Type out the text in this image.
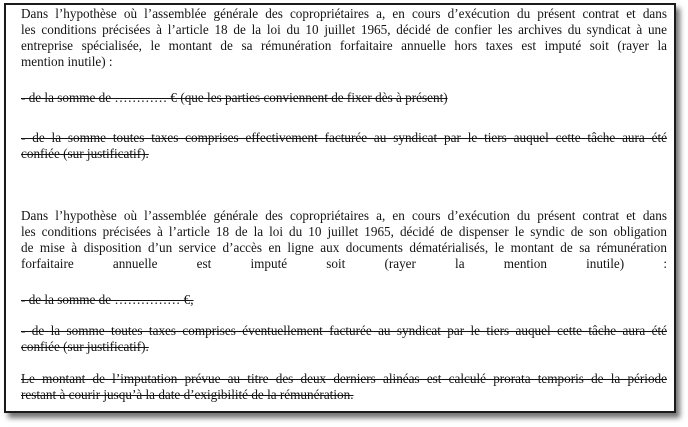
Dans l’hypothèse où l’assemblée générale des copropriétaires a, en cours d’exécution du présent contrat et dans
les conditions précisées à l’article 18 de la loi du 10 juillet 1965, décidé de confier les archives du syndicat à une
entreprise spécialisée, le montant de sa rémunération forfaitaire annuelle hors taxes est imputé soit (rayer la
mention inutile) :
- de la somme de ………… € (que les parties conviennent de fixer dès à présent)
- de la somme toutes taxes comprises effectivement facturée au syndicat par le tiers auquel cette tâche aura été
confiée (sur justificatif).
Dans l’hypothèse où l’assemblée générale des copropriétaires a, en cours d’exécution du présent contrat et dans
les conditions précisées à l’article 18 de la loi du 10 juillet 1965, décidé de dispenser le syndic de son obligation
de mise à disposition d’un service d’accès en ligne aux documents dématérialisés, le montant de sa rémunération
forfaitaire annuelle est imputé soit (rayer la mention inutile) :
- de la somme de …………… €,
- de la somme toutes taxes comprises éventuellement facturée au syndicat par le tiers auquel cette tâche aura été
confiée (sur justificatif).
Le montant de l’imputation prévue au titre des deux derniers alinéas est calculé prorata temporis de la période
restant à courir jusqu’à la date d’exigibilité de la rémunération.
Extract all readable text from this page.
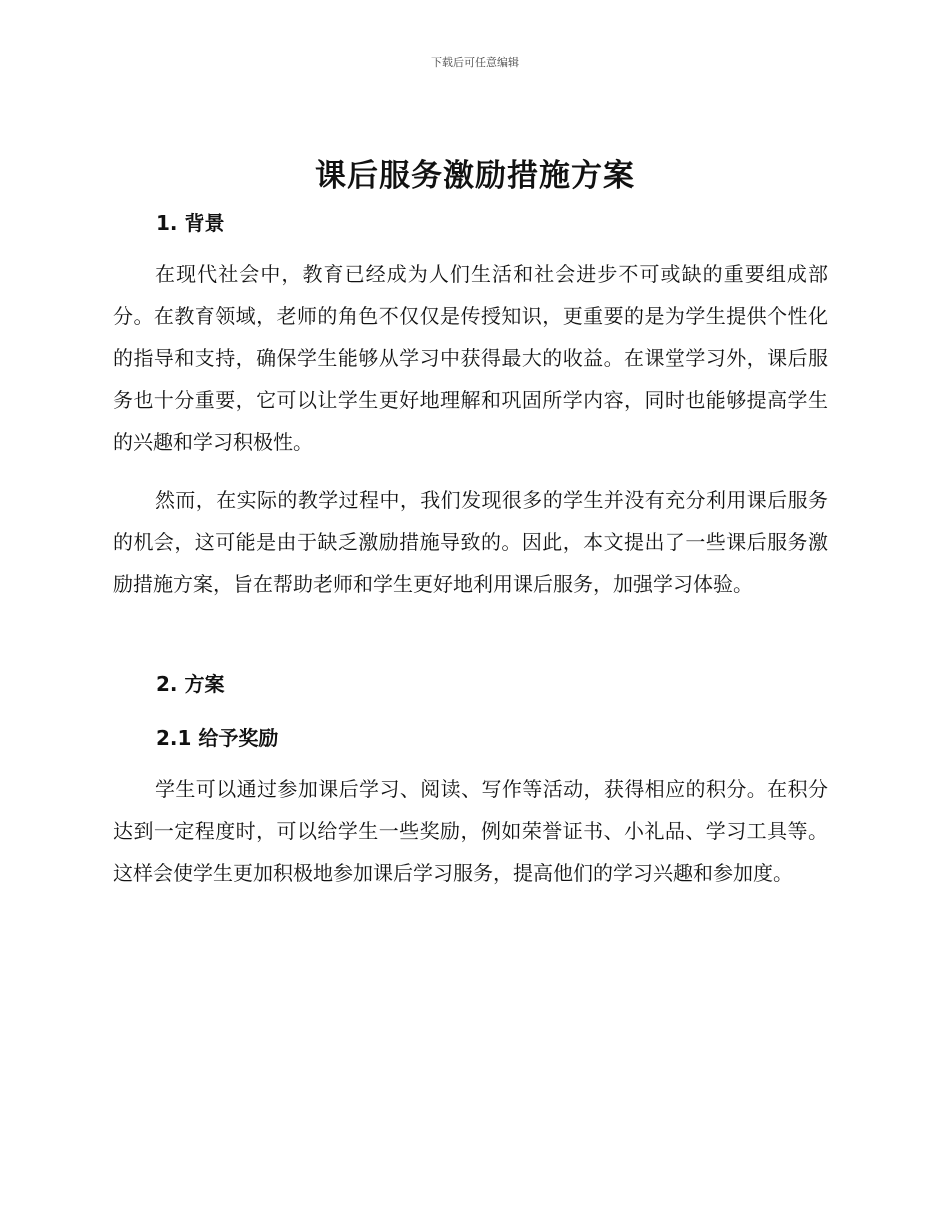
下载后可任意编辑
课后服务激励措施方案
1. 背景

在现代社会中，教育已经成为人们生活和社会进步不可或缺的重要组成部分。在教育领域，老师的角色不仅仅是传授知识，更重要的是为学生提供个性化的指导和支持，确保学生能够从学习中获得最大的收益。在课堂学习外，课后服务也十分重要，它可以让学生更好地理解和巩固所学内容，同时也能够提高学生的兴趣和学习积极性。

然而，在实际的教学过程中，我们发现很多的学生并没有充分利用课后服务的机会，这可能是由于缺乏激励措施导致的。因此，本文提出了一些课后服务激励措施方案，旨在帮助老师和学生更好地利用课后服务，加强学习体验。

2. 方案
2.1 给予奖励

学生可以通过参加课后学习、阅读、写作等活动，获得相应的积分。在积分达到一定程度时，可以给学生一些奖励，例如荣誉证书、小礼品、学习工具等。这样会使学生更加积极地参加课后学习服务，提高他们的学习兴趣和参加度。
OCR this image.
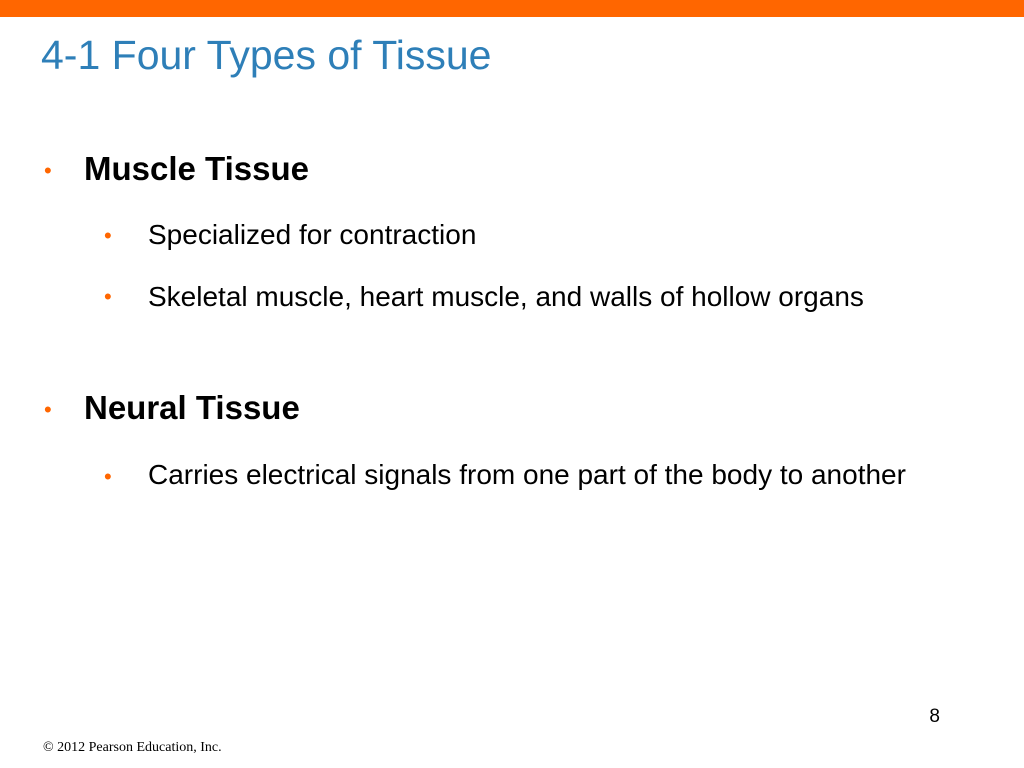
4-1 Four Types of Tissue
• Muscle Tissue
• Specialized for contraction
• Skeletal muscle, heart muscle, and walls of hollow organs
• Neural Tissue
• Carries electrical signals from one part of the body to another
8
© 2012 Pearson Education, Inc.
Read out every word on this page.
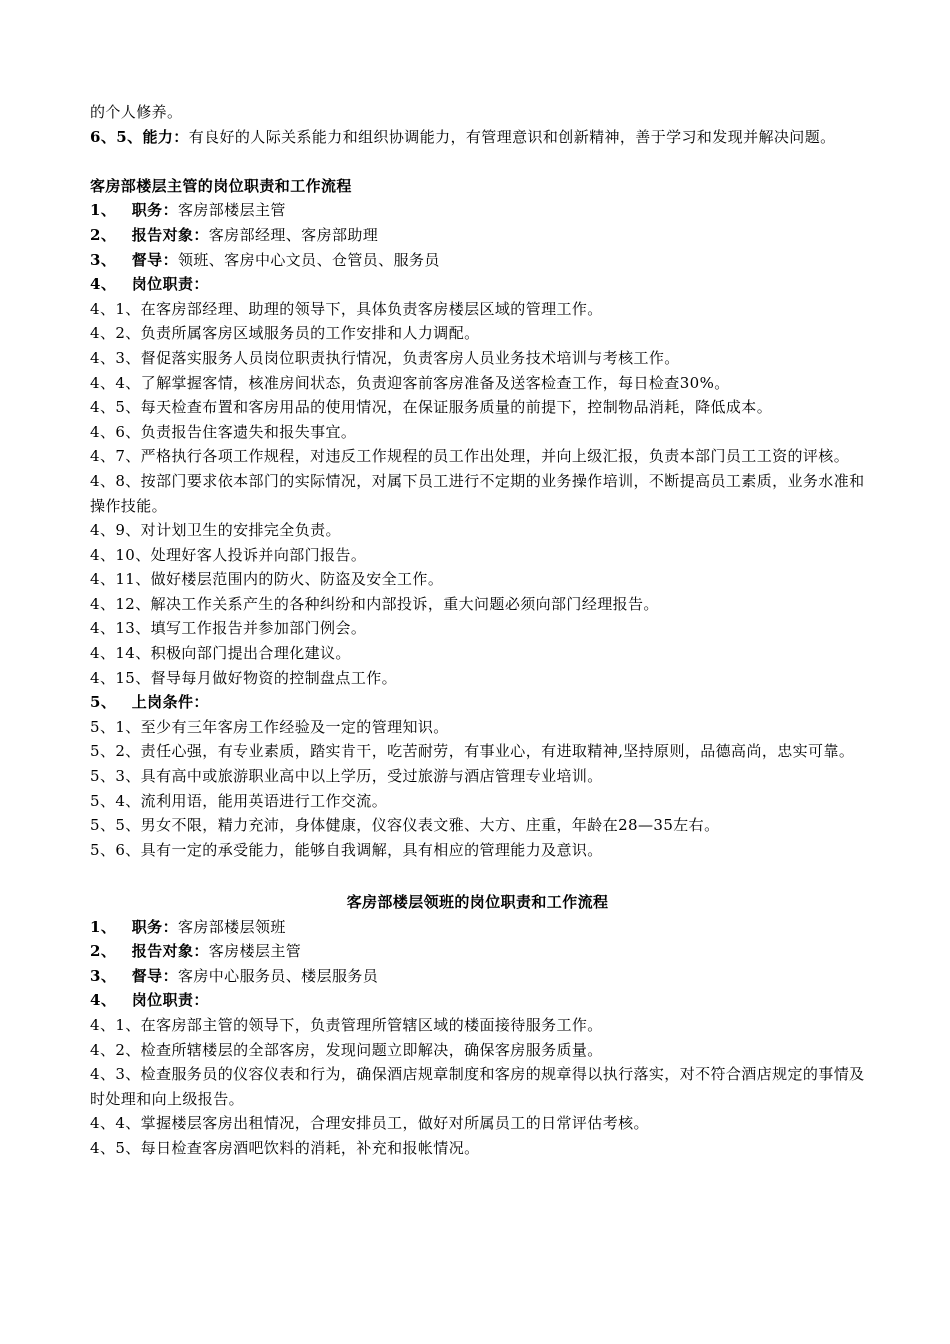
的个人修养。
6、5、能力：有良好的人际关系能力和组织协调能力，有管理意识和创新精神，善于学习和发现并解决问题。
客房部楼层主管的岗位职责和工作流程
1、 职务：客房部楼层主管
2、 报告对象：客房部经理、客房部助理
3、 督导：领班、客房中心文员、仓管员、服务员
4、 岗位职责：
4、1、在客房部经理、助理的领导下，具体负责客房楼层区域的管理工作。
4、2、负责所属客房区域服务员的工作安排和人力调配。
4、3、督促落实服务人员岗位职责执行情况，负责客房人员业务技术培训与考核工作。
4、4、了解掌握客情，核准房间状态，负责迎客前客房准备及送客检查工作，每日检查30%。
4、5、每天检查布置和客房用品的使用情况，在保证服务质量的前提下，控制物品消耗，降低成本。
4、6、负责报告住客遗失和报失事宜。
4、7、严格执行各项工作规程，对违反工作规程的员工作出处理，并向上级汇报，负责本部门员工工资的评核。
4、8、按部门要求依本部门的实际情况，对属下员工进行不定期的业务操作培训，不断提高员工素质，业务水准和操作技能。
4、9、对计划卫生的安排完全负责。
4、10、处理好客人投诉并向部门报告。
4、11、做好楼层范围内的防火、防盗及安全工作。
4、12、解决工作关系产生的各种纠纷和内部投诉，重大问题必须向部门经理报告。
4、13、填写工作报告并参加部门例会。
4、14、积极向部门提出合理化建议。
4、15、督导每月做好物资的控制盘点工作。
5、 上岗条件：
5、1、至少有三年客房工作经验及一定的管理知识。
5、2、责任心强，有专业素质，踏实肯干，吃苦耐劳，有事业心，有进取精神,坚持原则，品德高尚，忠实可靠。
5、3、具有高中或旅游职业高中以上学历，受过旅游与酒店管理专业培训。
5、4、流利用语，能用英语进行工作交流。
5、5、男女不限，精力充沛，身体健康，仪容仪表文雅、大方、庄重，年龄在28—35左右。
5、6、具有一定的承受能力，能够自我调解，具有相应的管理能力及意识。
客房部楼层领班的岗位职责和工作流程
1、 职务：客房部楼层领班
2、 报告对象：客房楼层主管
3、 督导：客房中心服务员、楼层服务员
4、 岗位职责：
4、1、在客房部主管的领导下，负责管理所管辖区域的楼面接待服务工作。
4、2、检查所辖楼层的全部客房，发现问题立即解决，确保客房服务质量。
4、3、检查服务员的仪容仪表和行为，确保酒店规章制度和客房的规章得以执行落实，对不符合酒店规定的事情及时处理和向上级报告。
4、4、掌握楼层客房出租情况，合理安排员工，做好对所属员工的日常评估考核。
4、5、每日检查客房酒吧饮料的消耗，补充和报帐情况。
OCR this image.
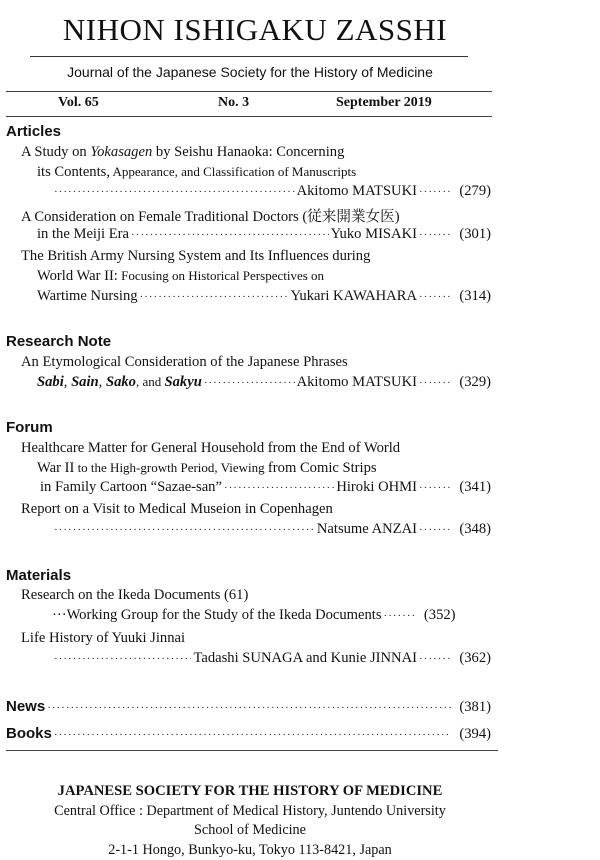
NIHON ISHIGAKU ZASSHI
Journal of the Japanese Society for the History of Medicine
Vol. 65	No. 3	September 2019
Articles
A Study on Yokasagen by Seishu Hanaoka: Concerning
its Contents, Appearance, and Classification of Manuscripts
·····
Akitomo MATSUKI ·····	(279)
A Consideration on Female Traditional Doctors (従来開業女医)
in the Meiji Era ·····	Yuko MISAKI ·····	(301)
The British Army Nursing System and Its Influences during
World War II: Focusing on Historical Perspectives on
Wartime Nursing ·····	Yukari KAWAHARA ·····	(314)
Research Note
An Etymological Consideration of the Japanese Phrases
Sabi, Sain, Sako, and Sakyu ·····	Akitomo MATSUKI ·····	(329)
Forum
Healthcare Matter for General Household from the End of World
War II to the High-growth Period, Viewing from Comic Strips
in Family Cartoon “Sazae-san” ·····	Hiroki OHMI ·····	(341)
Report on a Visit to Medical Museion in Copenhagen
·····
Natsume ANZAI ·····	(348)
Materials
Research on the Ikeda Documents (61)
···Working Group for the Study of the Ikeda Documents ·····	(352)
Life History of Yuuki Jinnai
·····
Tadashi SUNAGA and Kunie JINNAI ·····	(362)
News ·····	(381)
Books ·····	(394)
JAPANESE SOCIETY FOR THE HISTORY OF MEDICINE
Central Office : Department of Medical History, Juntendo University
School of Medicine
2-1-1 Hongo, Bunkyo-ku, Tokyo 113-8421, Japan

--*--

**WHAT YOU SHOULD DO:** Transcribe every entry word for word, but omit the pictures.

**PROBLEM SOLUTION:**
Type out the text in this image.
Dans l’hypothèse où l’assemblée générale des copropriétaires a, en cours d’exécution du présent contrat et dans
les conditions précisées à l’article 18 de la loi du 10 juillet 1965, décidé de confier les archives du syndicat à une
entreprise spécialisée, le montant de sa rémunération forfaitaire annuelle hors taxes est imputé soit (rayer la
mention inutile) :
- de la somme de ………… € (que les parties conviennent de fixer dès à présent)
- de la somme toutes taxes comprises effectivement facturée au syndicat par le tiers auquel cette tâche aura été
confiée (sur justificatif).
Dans l’hypothèse où l’assemblée générale des copropriétaires a, en cours d’exécution du présent contrat et dans
les conditions précisées à l’article 18 de la loi du 10 juillet 1965, décidé de dispenser le syndic de son obligation
de mise à disposition d’un service d’accès en ligne aux documents dématérialisés, le montant de sa rémunération
forfaitaire annuelle est imputé soit (rayer la mention inutile) :
- de la somme de …………… €,
- de la somme toutes taxes comprises éventuellement facturée au syndicat par le tiers auquel cette tâche aura été
confiée (sur justificatif).
Le montant de l’imputation prévue au titre des deux derniers alinéas est calculé prorata temporis de la période
restant à courir jusqu’à la date d’exigibilité de la rémunération.
Extract all readable text from this page.
下载后可任意编辑
课后服务激励措施方案
1. 背景

在现代社会中，教育已经成为人们生活和社会进步不可或缺的重要组成部分。在教育领域，老师的角色不仅仅是传授知识，更重要的是为学生提供个性化的指导和支持，确保学生能够从学习中获得最大的收益。在课堂学习外，课后服务也十分重要，它可以让学生更好地理解和巩固所学内容，同时也能够提高学生的兴趣和学习积极性。

然而，在实际的教学过程中，我们发现很多的学生并没有充分利用课后服务的机会，这可能是由于缺乏激励措施导致的。因此，本文提出了一些课后服务激励措施方案，旨在帮助老师和学生更好地利用课后服务，加强学习体验。

2. 方案
2.1 给予奖励

学生可以通过参加课后学习、阅读、写作等活动，获得相应的积分。在积分达到一定程度时，可以给学生一些奖励，例如荣誉证书、小礼品、学习工具等。这样会使学生更加积极地参加课后学习服务，提高他们的学习兴趣和参加度。
OCR this image.
4-1 Four Types of Tissue
• Muscle Tissue
• Specialized for contraction
• Skeletal muscle, heart muscle, and walls of hollow organs
• Neural Tissue
• Carries electrical signals from one part of the body to another
8
© 2012 Pearson Education, Inc.
Read out every word on this page.
的个人修养。
6、5、能力：有良好的人际关系能力和组织协调能力，有管理意识和创新精神，善于学习和发现并解决问题。
客房部楼层主管的岗位职责和工作流程
1、 职务：客房部楼层主管
2、 报告对象：客房部经理、客房部助理
3、 督导：领班、客房中心文员、仓管员、服务员
4、 岗位职责：
4、1、在客房部经理、助理的领导下，具体负责客房楼层区域的管理工作。
4、2、负责所属客房区域服务员的工作安排和人力调配。
4、3、督促落实服务人员岗位职责执行情况，负责客房人员业务技术培训与考核工作。
4、4、了解掌握客情，核准房间状态，负责迎客前客房准备及送客检查工作，每日检查30%。
4、5、每天检查布置和客房用品的使用情况，在保证服务质量的前提下，控制物品消耗，降低成本。
4、6、负责报告住客遗失和报失事宜。
4、7、严格执行各项工作规程，对违反工作规程的员工作出处理，并向上级汇报，负责本部门员工工资的评核。
4、8、按部门要求依本部门的实际情况，对属下员工进行不定期的业务操作培训，不断提高员工素质，业务水准和操作技能。
4、9、对计划卫生的安排完全负责。
4、10、处理好客人投诉并向部门报告。
4、11、做好楼层范围内的防火、防盗及安全工作。
4、12、解决工作关系产生的各种纠纷和内部投诉，重大问题必须向部门经理报告。
4、13、填写工作报告并参加部门例会。
4、14、积极向部门提出合理化建议。
4、15、督导每月做好物资的控制盘点工作。
5、 上岗条件：
5、1、至少有三年客房工作经验及一定的管理知识。
5、2、责任心强，有专业素质，踏实肯干，吃苦耐劳，有事业心，有进取精神,坚持原则，品德高尚，忠实可靠。
5、3、具有高中或旅游职业高中以上学历，受过旅游与酒店管理专业培训。
5、4、流利用语，能用英语进行工作交流。
5、5、男女不限，精力充沛，身体健康，仪容仪表文雅、大方、庄重，年龄在28—35左右。
5、6、具有一定的承受能力，能够自我调解，具有相应的管理能力及意识。
客房部楼层领班的岗位职责和工作流程
1、 职务：客房部楼层领班
2、 报告对象：客房楼层主管
3、 督导：客房中心服务员、楼层服务员
4、 岗位职责：
4、1、在客房部主管的领导下，负责管理所管辖区域的楼面接待服务工作。
4、2、检查所辖楼层的全部客房，发现问题立即解决，确保客房服务质量。
4、3、检查服务员的仪容仪表和行为，确保酒店规章制度和客房的规章得以执行落实，对不符合酒店规定的事情及时处理和向上级报告。
4、4、掌握楼层客房出租情况，合理安排员工，做好对所属员工的日常评估考核。
4、5、每日检查客房酒吧饮料的消耗，补充和报帐情况。
OCR this image.
NIHON ISHIGAKU ZASSHI
Journal of the Japanese Society for the History of Medicine
Vol. 65	No. 3	September 2019
Articles
A Study on Yokasagen by Seishu Hanaoka: Concerning
its Contents, Appearance, and Classification of Manuscripts
·····
Akitomo MATSUKI ·····	(279)
A Consideration on Female Traditional Doctors (従来開業女医)
in the Meiji Era ·····	Yuko MISAKI ·····	(301)
The British Army Nursing System and Its Influences during
World War II: Focusing on Historical Perspectives on
Wartime Nursing ·····	Yukari KAWAHARA ·····	(314)
Research Note
An Etymological Consideration of the Japanese Phrases
Sabi, Sain, Sako, and Sakyu ·····	Akitomo MATSUKI ·····	(329)
Forum
Healthcare Matter for General Household from the End of World
War II to the High-growth Period, Viewing from Comic Strips
in Family Cartoon “Sazae-san” ·····	Hiroki OHMI ·····	(341)
Report on a Visit to Medical Museion in Copenhagen
·····
Natsume ANZAI ·····	(348)
Materials
Research on the Ikeda Documents (61)
···Working Group for the Study of the Ikeda Documents ·····	(352)
Life History of Yuuki Jinnai
·····
Tadashi SUNAGA and Kunie JINNAI ·····	(362)
News ·····	(381)
Books ·····	(394)
JAPANESE SOCIETY FOR THE HISTORY OF MEDICINE
Central Office : Department of Medical History, Juntendo University
School of Medicine
2-1-1 Hongo, Bunkyo-ku, Tokyo 113-8421, Japan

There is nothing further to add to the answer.